3.5 Dar conhecimento do presente Relatório de Instrução, assim como do Acórdão, do Relatório e Voto do Relator ao Ministério Público do Estado de Santa Catarina, visando à instrução dos Inquéritos Civis nºs 06.2014.00006728-0 e/ou 06.2014.00006736-8, ambos em curso na 27ª Promotoria de Justiça da Comarca da Capital – Defesa da Moralidade Administrativa.

 

É o relatório.

 

1. Considerações iniciais

 

Ressalte-se, inicialmente, que a Secretaria de Estado de Turismo, Cultura e Esporte repassou, em 11.09.2008, à entidade Moto Clube Sorocaba o valor de R$ 80.000,00, com vistas à execução do projeto denominado “Memória Itinerante”.

Com efeito, cabe aqui mencionar que, nos termos do plano de trabalho, o projeto tinha como finalidade a realização de palestras educativas a crianças e adolescentes de 07 a 16 anos de idade da rede pública de ensino, em entidades sem fins lucrativos e em comunidades carentes, tendo como tema “como o esporte pode propiciar uma melhor qualidade de vida e como ele pode afastar dos vícios indesejáveis”.

Faz-se oportuno comentar que deveriam ser realizadas 50 palestras nas cidades de Antônio Carlos, Biguaçu, Florianópolis, Governador Celso Ramos e São José, com uma expectativa de público de 5.000 crianças e jovens carentes.

Para a execução de tal projeto, previram-se as seguintes despesas (fl. 13):

 

 

 

Descrição

Quant.

Valor Unitário

Valor Total

Aluguel de veículo (diária)

**Dados fornecidos:**

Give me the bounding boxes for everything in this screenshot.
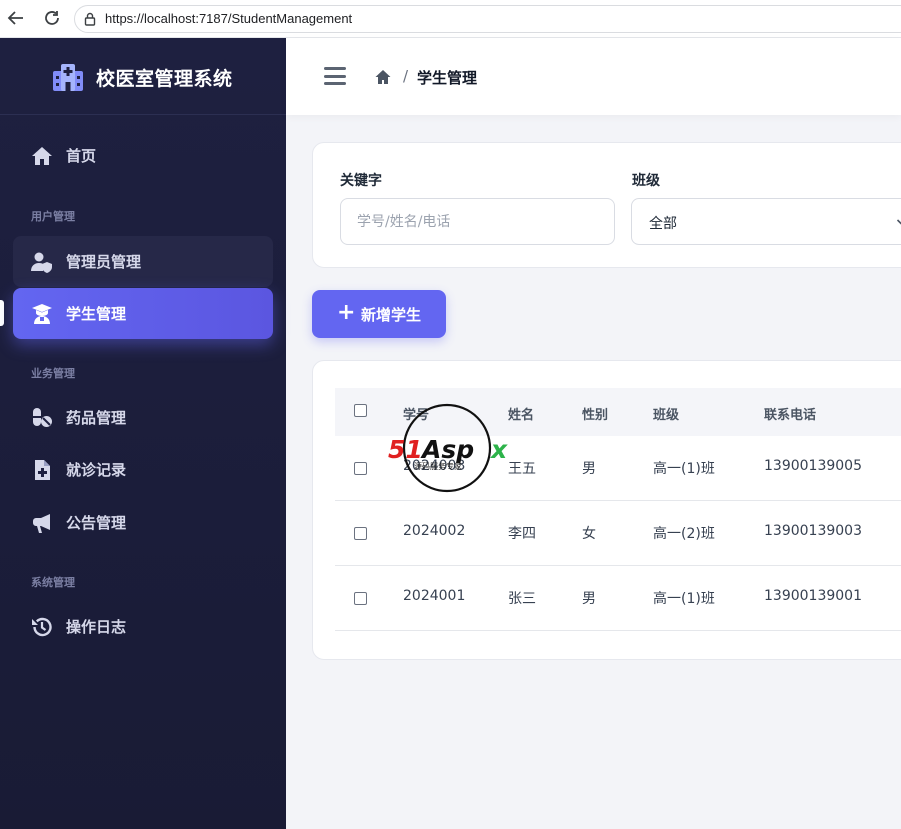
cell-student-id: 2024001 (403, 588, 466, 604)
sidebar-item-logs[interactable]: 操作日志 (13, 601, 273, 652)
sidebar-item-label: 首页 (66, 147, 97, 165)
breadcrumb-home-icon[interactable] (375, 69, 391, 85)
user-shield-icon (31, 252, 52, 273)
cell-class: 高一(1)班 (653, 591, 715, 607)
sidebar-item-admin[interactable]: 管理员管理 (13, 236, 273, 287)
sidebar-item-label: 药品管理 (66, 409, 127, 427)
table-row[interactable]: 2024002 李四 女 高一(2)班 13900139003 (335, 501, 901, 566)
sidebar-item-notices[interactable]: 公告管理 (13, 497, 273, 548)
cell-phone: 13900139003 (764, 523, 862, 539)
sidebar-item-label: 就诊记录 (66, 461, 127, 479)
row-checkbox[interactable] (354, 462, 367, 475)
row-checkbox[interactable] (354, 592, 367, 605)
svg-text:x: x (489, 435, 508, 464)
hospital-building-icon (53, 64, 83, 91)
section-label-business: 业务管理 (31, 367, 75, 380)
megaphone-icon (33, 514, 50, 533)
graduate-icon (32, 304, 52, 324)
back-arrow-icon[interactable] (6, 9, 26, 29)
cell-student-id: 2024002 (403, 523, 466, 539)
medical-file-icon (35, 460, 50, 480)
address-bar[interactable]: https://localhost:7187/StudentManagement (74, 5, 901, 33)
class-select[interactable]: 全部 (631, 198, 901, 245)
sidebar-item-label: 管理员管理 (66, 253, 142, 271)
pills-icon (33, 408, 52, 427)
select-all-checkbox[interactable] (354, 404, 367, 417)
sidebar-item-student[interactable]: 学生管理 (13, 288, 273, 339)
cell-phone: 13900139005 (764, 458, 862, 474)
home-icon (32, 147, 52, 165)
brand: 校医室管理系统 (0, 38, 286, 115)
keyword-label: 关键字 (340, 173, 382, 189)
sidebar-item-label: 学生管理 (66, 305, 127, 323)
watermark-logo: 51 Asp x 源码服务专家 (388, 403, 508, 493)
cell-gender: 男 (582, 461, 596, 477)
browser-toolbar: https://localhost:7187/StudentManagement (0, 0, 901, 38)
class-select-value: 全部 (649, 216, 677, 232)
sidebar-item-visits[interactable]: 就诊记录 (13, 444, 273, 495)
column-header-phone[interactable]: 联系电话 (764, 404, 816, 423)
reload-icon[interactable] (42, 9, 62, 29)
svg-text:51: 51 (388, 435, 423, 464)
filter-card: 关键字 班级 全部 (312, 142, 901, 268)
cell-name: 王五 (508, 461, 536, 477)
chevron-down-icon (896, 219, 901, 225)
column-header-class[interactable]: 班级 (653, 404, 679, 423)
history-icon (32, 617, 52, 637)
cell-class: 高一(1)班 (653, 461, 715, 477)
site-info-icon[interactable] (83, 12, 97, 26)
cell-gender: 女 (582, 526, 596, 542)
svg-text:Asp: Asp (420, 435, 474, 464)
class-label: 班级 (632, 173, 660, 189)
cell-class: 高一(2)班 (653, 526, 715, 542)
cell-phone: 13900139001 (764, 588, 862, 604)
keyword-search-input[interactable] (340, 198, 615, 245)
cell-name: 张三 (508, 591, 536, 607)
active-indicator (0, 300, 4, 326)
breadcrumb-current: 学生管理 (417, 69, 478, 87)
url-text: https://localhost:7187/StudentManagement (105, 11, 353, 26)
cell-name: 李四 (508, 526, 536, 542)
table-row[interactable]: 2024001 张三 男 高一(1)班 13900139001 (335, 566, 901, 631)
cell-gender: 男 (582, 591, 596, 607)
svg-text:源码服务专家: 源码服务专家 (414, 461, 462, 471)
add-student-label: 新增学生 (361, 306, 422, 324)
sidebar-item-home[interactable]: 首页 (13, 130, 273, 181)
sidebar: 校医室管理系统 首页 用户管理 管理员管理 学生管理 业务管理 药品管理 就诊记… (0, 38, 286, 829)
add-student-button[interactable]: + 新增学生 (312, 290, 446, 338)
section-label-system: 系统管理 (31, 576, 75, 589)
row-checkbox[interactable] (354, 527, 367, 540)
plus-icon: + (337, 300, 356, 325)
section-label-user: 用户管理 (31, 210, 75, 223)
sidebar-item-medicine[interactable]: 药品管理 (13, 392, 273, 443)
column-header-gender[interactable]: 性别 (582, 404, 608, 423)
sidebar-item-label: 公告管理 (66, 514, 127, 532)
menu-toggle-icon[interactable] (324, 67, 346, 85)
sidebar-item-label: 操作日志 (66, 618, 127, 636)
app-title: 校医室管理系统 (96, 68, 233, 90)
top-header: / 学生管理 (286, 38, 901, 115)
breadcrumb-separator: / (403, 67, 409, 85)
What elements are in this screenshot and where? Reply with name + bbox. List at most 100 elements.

**Trabalho solicitado:**
1. Com base no trecho sobre o projeto “Memória Itinerante”, responda:
(a) Que valor a Secretaria de Estado de Turismo, Cultura e Esporte repassou ao Moto Clube Sorocaba?
(b) Qual era a faixa etária das crianças e adolescentes atendidos pelas palestras?
(c) Quantas palestras deveriam ser realizadas?
2. Traduza para o inglês esta frase do trecho sobre o projeto “Memória Itinerante”: “Faz-se oportuno comentar que deveriam ser realizadas 50 palestras nas cidades de Antônio Carlos, Biguaçu, Florianópolis, Governador Celso Ramos e São José, com uma expectativa de público de 5.000 crianças e jovens carentes.”
3. Retome o trecho sobre o projeto “Memória Itinerante” a partir do ponto em que ele termina.
As linhas acima não são necessárias para esta atividade.

**Conjunto de respostas:**
1.
(a) R$ 80.000,00.
(b) De 07 a 16 anos de idade.
(c) 50 palestras.

2. It is worth noting that 50 lectures were to be held in the cities of Antônio Carlos, Biguaçu, Florianópolis, Governador Celso Ramos and São José, with an expected audience of 5,000 underprivileged children and young people.

3.
40

R$ 80,00

R$ 3.200,00

Secretária

01

R$ 2.000,00

R$ 2.000,00

Coordenador Geral

01

R$ 3.500,00

R$ 3.500,00

Assessoria de Imprensa

01

R$ 3.500,00

R$ 3.500,00

Cartazes

500

R$ 2,50

R$ 1.250,00

Mini-banners

25

R$ 50,00

R$ 1.250,00

Folders

1.000

R$ 1,30

R$ 1.300,00

Cartilhas/Apostilas

5.000

R$ 6,00

R$ 30.000,00

Cachê para palestrantes

05

R$ 6.800,00

R$ 34.000,00

Total

R$ 80.000,00

 

À vista dessas informações iniciais, sublinhe-se que o caso trazido à baila demanda uma atenção especial, pois há flagrantes indícios de crime nos autos, o que gerou, inclusive, a instauração do inquérito civil nº 06.2014.000006736-8 pelo Ministério Público do Estado de Santa Catarina.

Ao encontro disso, afigura-se oportuno asseverar que os repasses de verbas públicas efetuados à entidade Moto Clube Sorocaba foram considerados fraudulentos pelo Ministério Público estadual e, em sede sumária, pelo Poder Judiciário, o que culminou na prisão preventiva de diversos envolvidos no esquema, dentre eles o ex-Secretário de Estado de Turismo, Cultura e Esporte – Sr. Gilmar Knaesel[1] – e o Sr. Leandro Laércio de Souza – Presidente da entidade Moto Clube Sorocaba[2].

É importante consignar, outrossim, a existência de estreita relação entre algumas entidades recebedoras de recursos públicos e seus respectivos representantes.

Para corroborar, anote-se que o Sr. Leandro Laércio de Souza era presidente da Associação Cultural, Esportiva e Musical do Município de Biguaçu, do Moto Clube Sorocaba, do Instituto de Fomento e Desenvolvimento do Turismo Catarinense e, ainda, membro do Conselho Fiscal da Sociedade Recreativa e Esportiva Mente Sã – Corpo São.

Já o Sr. Edício Gambeta era Presidente da Sociedade Recreativa e Esportiva Mente Sã – Corpo São e Primeiro Secretário do Instituto de Fomento e Desenvolvimento do Turismo Catarinense.

A Sra. Nair Ferreira de Abreu, por sua vez, era membro do Conselho Fiscal da Associação Cultural, Esportiva e Musical do Município de Biguaçu e da Sociedade Recreativa e Esportiva Mente Sã – Corpo São e, também, Segunda Tesoureira do Instituto de Fomento e Desenvolvimento do Turismo Catarinense.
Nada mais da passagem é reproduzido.